WRITTEN TASK |
Return every record exactly as written.
┌─ GIVEN DATA
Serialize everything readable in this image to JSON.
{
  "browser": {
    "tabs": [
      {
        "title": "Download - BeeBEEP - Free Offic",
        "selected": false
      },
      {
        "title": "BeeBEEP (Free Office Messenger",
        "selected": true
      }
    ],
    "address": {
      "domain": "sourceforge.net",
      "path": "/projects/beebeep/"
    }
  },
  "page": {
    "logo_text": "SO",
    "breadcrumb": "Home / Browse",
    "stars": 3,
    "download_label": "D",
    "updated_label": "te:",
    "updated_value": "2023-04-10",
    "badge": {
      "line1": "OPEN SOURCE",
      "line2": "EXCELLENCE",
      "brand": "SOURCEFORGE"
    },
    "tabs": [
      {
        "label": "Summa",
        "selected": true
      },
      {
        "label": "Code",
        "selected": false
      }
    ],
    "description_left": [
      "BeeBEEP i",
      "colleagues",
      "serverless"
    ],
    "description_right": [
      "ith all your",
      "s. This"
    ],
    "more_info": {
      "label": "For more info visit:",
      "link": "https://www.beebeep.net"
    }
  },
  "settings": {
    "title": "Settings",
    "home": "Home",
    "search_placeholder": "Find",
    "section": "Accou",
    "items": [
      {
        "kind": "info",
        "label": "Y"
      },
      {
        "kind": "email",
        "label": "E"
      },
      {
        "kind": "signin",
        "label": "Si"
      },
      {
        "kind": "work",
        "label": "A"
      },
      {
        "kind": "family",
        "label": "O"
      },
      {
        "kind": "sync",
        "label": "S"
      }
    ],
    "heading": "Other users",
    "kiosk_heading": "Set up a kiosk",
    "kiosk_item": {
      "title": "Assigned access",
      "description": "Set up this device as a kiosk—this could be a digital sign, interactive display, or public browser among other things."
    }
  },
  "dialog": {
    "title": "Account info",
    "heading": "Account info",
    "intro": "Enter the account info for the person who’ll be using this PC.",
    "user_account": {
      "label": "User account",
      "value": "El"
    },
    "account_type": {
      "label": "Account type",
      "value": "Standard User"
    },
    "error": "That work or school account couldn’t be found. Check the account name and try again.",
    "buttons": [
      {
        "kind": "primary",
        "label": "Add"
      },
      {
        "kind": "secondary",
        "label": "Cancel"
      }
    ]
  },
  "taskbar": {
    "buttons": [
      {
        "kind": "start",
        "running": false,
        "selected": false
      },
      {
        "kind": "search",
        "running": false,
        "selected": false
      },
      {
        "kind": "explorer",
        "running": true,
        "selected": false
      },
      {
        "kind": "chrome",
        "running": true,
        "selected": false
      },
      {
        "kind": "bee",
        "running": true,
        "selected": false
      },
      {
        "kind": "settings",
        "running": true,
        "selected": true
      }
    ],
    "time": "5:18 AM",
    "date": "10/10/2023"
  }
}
└─
EXERCISE SOLUTION |
Serialize everything readable in this image to JSON.
{
  "browser": {
    "tabs": [
      {
        "title": "Download - BeeBEEP - Free Offic",
        "selected": false
      },
      {
        "title": "BeeBEEP (Free Office Messenger",
        "selected": true
      }
    ],
    "address": {
      "domain": "sourceforge.net",
      "path": "/projects/beebeep/"
    }
  },
  "page": {
    "logo_text": "SO",
    "breadcrumb": "Home / Browse",
    "stars": 3,
    "download_label": "D",
    "updated_label": "te:",
    "updated_value": "2023-04-10",
    "badge": {
      "line1": "OPEN SOURCE",
      "line2": "EXCELLENCE",
      "brand": "SOURCEFORGE"
    },
    "tabs": [
      {
        "label": "Summa",
        "selected": true
      },
      {
        "label": "Code",
        "selected": false
      }
    ],
    "description_left": [
      "BeeBEEP i",
      "colleagues",
      "serverless"
    ],
    "description_right": [
      "ith all your",
      "s. This"
    ],
    "more_info": {
      "label": "For more info visit:",
      "link": "https://www.beebeep.net"
    }
  },
  "settings": {
    "title": "Settings",
    "home": "Home",
    "search_placeholder": "Find",
    "section": "Accou",
    "items": [
      {
        "kind": "info",
        "label": "Y"
      },
      {
        "kind": "email",
        "label": "E"
      },
      {
        "kind": "signin",
        "label": "Si"
      },
      {
        "kind": "work",
        "label": "A"
      },
      {
        "kind": "family",
        "label": "O"
      },
      {
        "kind": "sync",
        "label": "S"
      }
    ],
    "heading": "Other users",
    "kiosk_heading": "Set up a kiosk",
    "kiosk_item": {
      "title": "Assigned access",
      "description": "Set up this device as a kiosk—this could be a digital sign, interactive display, or public browser among other things."
    }
  },
  "dialog": {
    "title": "Account info",
    "heading": "Account info",
    "intro": "Enter the account info for the person who’ll be using this PC.",
    "user_account": {
      "label": "User account",
      "value": "El"
    },
    "account_type": {
      "label": "Account type",
      "value": "Standard User"
    },
    "error": "That work or school account couldn’t be found. Check the account name and try again.",
    "buttons": [
      {
        "kind": "primary",
        "label": "Add"
      },
      {
        "kind": "secondary",
        "label": "Cancel"
      }
    ]
  },
  "taskbar": {
    "buttons": [
      {
        "kind": "start",
        "running": false,
        "selected": false
      },
      {
        "kind": "search",
        "running": false,
        "selected": false
      },
      {
        "kind": "explorer",
        "running": true,
        "selected": false
      },
      {
        "kind": "chrome",
        "running": true,
        "selected": false
      },
      {
        "kind": "bee",
        "running": true,
        "selected": false
      },
      {
        "kind": "settings",
        "running": true,
        "selected": true
      }
    ],
    "time": "5:18 AM",
    "date": "10/10/2023"
  }
}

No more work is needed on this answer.